=== Objective ===
Copy out the data below as written; omit any images.

=== Data to process ===
★ ★ ★ ★ ★ ★ ★

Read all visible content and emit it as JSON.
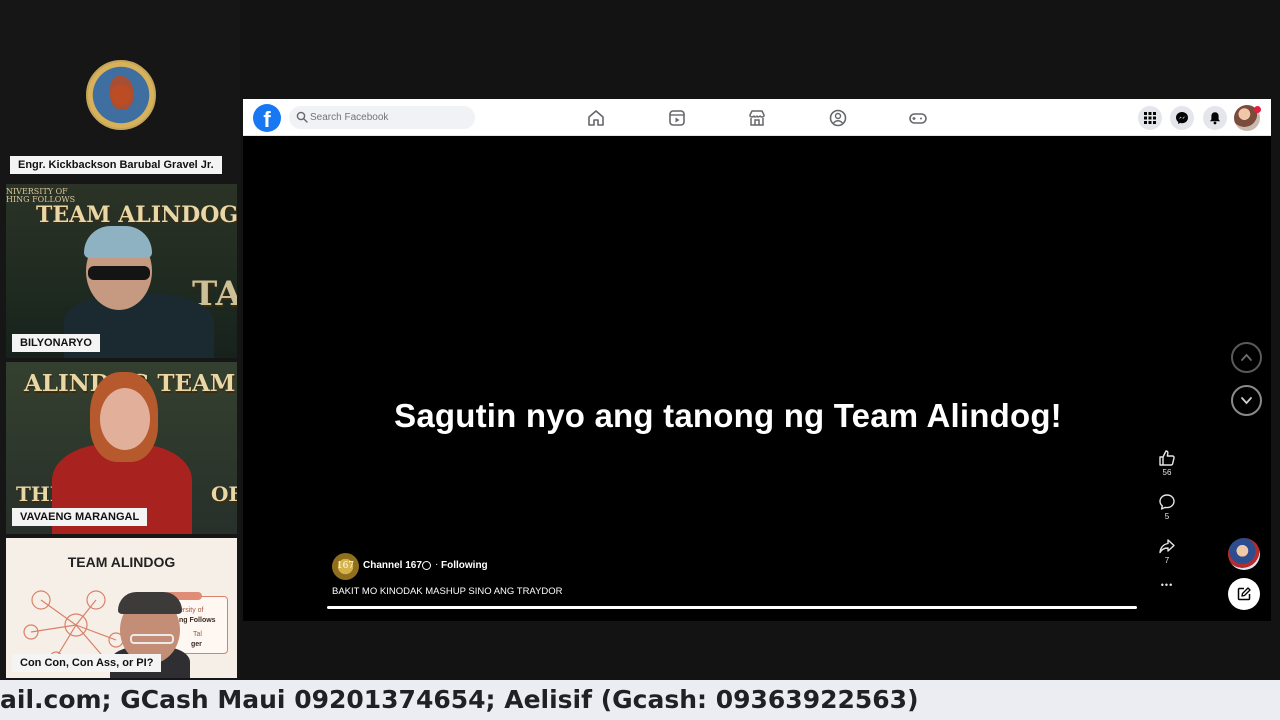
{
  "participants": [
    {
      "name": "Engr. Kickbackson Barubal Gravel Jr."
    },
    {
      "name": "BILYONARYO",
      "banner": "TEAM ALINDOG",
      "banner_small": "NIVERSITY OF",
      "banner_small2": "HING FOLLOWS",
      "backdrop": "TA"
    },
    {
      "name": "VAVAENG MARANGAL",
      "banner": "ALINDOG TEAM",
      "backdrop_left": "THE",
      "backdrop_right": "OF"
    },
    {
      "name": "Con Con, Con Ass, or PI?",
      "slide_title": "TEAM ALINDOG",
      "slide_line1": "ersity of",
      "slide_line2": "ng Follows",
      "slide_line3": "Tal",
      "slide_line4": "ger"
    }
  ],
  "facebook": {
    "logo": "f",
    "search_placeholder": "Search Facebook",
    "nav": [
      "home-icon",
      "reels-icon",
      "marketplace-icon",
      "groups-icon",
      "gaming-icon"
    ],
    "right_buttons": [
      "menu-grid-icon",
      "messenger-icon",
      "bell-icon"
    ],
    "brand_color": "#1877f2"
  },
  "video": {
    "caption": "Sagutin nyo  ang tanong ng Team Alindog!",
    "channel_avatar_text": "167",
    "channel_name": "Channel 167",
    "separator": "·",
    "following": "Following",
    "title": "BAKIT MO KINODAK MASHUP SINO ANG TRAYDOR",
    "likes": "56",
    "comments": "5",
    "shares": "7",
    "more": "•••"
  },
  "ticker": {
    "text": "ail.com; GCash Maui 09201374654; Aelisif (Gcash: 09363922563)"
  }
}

★ ★ ★ ★ ★ ★ ★

=== Written answer ===
Read all visible content and emit it as JSON.
{
  "participants": [
    {
      "name": "Engr. Kickbackson Barubal Gravel Jr."
    },
    {
      "name": "BILYONARYO",
      "banner": "TEAM ALINDOG",
      "banner_small": "NIVERSITY OF",
      "banner_small2": "HING FOLLOWS",
      "backdrop": "TA"
    },
    {
      "name": "VAVAENG MARANGAL",
      "banner": "ALINDOG TEAM",
      "backdrop_left": "THE",
      "backdrop_right": "OF"
    },
    {
      "name": "Con Con, Con Ass, or PI?",
      "slide_title": "TEAM ALINDOG",
      "slide_line1": "ersity of",
      "slide_line2": "ng Follows",
      "slide_line3": "Tal",
      "slide_line4": "ger"
    }
  ],
  "facebook": {
    "logo": "f",
    "search_placeholder": "Search Facebook",
    "nav": [
      "home-icon",
      "reels-icon",
      "marketplace-icon",
      "groups-icon",
      "gaming-icon"
    ],
    "right_buttons": [
      "menu-grid-icon",
      "messenger-icon",
      "bell-icon"
    ],
    "brand_color": "#1877f2"
  },
  "video": {
    "caption": "Sagutin nyo  ang tanong ng Team Alindog!",
    "channel_avatar_text": "167",
    "channel_name": "Channel 167",
    "separator": "·",
    "following": "Following",
    "title": "BAKIT MO KINODAK MASHUP SINO ANG TRAYDOR",
    "likes": "56",
    "comments": "5",
    "shares": "7",
    "more": "•••"
  },
  "ticker": {
    "text": "ail.com; GCash Maui 09201374654; Aelisif (Gcash: 09363922563)"
  }
}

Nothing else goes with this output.